**Your instructions:** Below are the records. Count the lines containing the string "object", and reply with the number alone.

**Entries provided:**
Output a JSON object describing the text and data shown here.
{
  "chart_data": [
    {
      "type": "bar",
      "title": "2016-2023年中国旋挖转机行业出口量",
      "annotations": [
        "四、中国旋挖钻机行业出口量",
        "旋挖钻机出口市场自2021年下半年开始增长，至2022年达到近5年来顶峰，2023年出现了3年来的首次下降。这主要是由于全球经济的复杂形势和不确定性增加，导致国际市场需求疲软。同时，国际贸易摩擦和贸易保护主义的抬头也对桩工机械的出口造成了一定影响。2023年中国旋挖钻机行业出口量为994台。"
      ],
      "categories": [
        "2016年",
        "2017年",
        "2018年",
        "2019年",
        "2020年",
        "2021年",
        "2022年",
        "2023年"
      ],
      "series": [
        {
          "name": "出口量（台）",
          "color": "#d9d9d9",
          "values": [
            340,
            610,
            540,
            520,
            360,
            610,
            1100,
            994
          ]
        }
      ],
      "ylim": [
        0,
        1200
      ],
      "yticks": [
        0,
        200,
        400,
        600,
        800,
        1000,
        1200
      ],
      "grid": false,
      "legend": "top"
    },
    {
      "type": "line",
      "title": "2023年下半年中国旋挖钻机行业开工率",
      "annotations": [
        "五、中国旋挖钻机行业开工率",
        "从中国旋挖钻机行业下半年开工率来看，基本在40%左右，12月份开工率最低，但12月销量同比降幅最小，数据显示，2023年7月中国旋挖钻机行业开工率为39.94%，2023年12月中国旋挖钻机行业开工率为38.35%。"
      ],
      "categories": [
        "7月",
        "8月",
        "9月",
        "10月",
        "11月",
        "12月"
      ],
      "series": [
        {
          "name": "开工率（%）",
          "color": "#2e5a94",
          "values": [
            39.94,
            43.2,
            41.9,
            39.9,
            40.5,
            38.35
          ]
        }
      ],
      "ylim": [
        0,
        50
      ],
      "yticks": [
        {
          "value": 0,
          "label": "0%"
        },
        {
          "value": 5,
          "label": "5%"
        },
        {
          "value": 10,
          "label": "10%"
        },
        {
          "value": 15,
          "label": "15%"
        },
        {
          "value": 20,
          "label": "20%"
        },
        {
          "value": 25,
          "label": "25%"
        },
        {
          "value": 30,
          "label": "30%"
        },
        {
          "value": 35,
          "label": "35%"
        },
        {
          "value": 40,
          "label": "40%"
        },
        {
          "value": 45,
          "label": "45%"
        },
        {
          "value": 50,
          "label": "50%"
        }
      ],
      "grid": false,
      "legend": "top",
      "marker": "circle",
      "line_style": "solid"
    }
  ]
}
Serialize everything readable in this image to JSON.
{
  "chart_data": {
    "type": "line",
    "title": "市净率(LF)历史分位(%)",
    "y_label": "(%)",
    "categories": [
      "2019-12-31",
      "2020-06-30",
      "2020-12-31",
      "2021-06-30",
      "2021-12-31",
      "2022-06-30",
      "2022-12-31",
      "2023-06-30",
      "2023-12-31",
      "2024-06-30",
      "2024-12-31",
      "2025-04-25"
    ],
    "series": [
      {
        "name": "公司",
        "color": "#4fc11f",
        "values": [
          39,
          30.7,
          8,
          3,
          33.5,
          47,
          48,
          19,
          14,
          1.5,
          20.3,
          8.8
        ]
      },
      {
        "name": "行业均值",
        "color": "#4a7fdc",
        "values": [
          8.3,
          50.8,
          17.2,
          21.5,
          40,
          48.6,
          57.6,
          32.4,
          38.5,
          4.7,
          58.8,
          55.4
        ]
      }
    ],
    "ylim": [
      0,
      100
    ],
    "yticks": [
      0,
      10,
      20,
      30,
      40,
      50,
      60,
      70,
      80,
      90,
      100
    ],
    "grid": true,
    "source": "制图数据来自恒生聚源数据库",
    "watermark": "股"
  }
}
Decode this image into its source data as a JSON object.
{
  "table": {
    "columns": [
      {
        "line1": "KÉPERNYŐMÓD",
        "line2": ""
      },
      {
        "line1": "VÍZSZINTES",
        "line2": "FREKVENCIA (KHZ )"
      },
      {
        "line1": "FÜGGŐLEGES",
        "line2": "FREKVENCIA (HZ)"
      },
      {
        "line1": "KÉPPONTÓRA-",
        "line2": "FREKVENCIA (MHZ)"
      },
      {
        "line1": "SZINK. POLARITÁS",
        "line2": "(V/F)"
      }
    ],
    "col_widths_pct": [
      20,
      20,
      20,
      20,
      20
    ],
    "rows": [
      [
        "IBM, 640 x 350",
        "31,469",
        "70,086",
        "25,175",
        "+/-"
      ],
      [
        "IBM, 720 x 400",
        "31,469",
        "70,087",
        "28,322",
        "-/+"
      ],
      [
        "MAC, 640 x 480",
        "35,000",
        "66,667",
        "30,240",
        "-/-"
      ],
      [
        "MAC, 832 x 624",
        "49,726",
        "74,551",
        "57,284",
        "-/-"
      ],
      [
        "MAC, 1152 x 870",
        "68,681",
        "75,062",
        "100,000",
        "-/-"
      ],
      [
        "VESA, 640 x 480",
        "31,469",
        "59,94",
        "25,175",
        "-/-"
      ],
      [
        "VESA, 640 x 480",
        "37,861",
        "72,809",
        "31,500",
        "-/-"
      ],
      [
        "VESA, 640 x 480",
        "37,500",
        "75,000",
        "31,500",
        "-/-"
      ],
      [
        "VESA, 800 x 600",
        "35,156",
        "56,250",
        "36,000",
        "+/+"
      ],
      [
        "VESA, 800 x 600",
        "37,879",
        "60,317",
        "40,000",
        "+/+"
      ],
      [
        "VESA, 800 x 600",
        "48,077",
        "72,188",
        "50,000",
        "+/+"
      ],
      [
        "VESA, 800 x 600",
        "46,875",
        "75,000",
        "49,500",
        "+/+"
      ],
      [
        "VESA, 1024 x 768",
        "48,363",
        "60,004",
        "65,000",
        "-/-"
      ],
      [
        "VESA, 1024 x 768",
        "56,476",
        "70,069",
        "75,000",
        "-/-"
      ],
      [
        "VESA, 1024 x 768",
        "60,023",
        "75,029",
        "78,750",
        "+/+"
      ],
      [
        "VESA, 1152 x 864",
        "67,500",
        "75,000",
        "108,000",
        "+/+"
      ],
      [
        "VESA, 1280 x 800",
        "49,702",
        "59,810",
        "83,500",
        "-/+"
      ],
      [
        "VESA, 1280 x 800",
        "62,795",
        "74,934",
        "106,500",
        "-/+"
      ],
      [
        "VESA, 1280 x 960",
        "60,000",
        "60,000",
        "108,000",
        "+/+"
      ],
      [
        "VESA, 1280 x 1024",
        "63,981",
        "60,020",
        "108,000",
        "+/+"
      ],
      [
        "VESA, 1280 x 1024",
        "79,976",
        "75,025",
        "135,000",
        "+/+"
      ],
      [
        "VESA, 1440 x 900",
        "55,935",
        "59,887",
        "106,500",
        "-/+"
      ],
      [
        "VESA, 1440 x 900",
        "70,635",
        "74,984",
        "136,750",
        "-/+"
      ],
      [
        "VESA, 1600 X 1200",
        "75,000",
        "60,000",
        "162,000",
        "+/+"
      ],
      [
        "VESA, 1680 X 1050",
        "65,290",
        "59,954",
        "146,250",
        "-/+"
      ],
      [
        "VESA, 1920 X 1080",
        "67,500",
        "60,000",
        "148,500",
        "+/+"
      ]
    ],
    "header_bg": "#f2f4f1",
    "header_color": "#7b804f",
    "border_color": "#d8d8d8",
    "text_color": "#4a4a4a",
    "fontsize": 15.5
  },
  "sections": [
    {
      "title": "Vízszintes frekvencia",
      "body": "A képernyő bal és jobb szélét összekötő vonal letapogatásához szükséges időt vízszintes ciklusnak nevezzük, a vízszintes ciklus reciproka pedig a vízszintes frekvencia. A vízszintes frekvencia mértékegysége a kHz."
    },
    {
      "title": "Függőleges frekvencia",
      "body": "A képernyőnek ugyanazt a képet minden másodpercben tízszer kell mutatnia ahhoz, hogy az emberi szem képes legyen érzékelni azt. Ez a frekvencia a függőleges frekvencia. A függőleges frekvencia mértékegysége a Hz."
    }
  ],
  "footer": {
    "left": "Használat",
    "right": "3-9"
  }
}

**Result of the task:** 2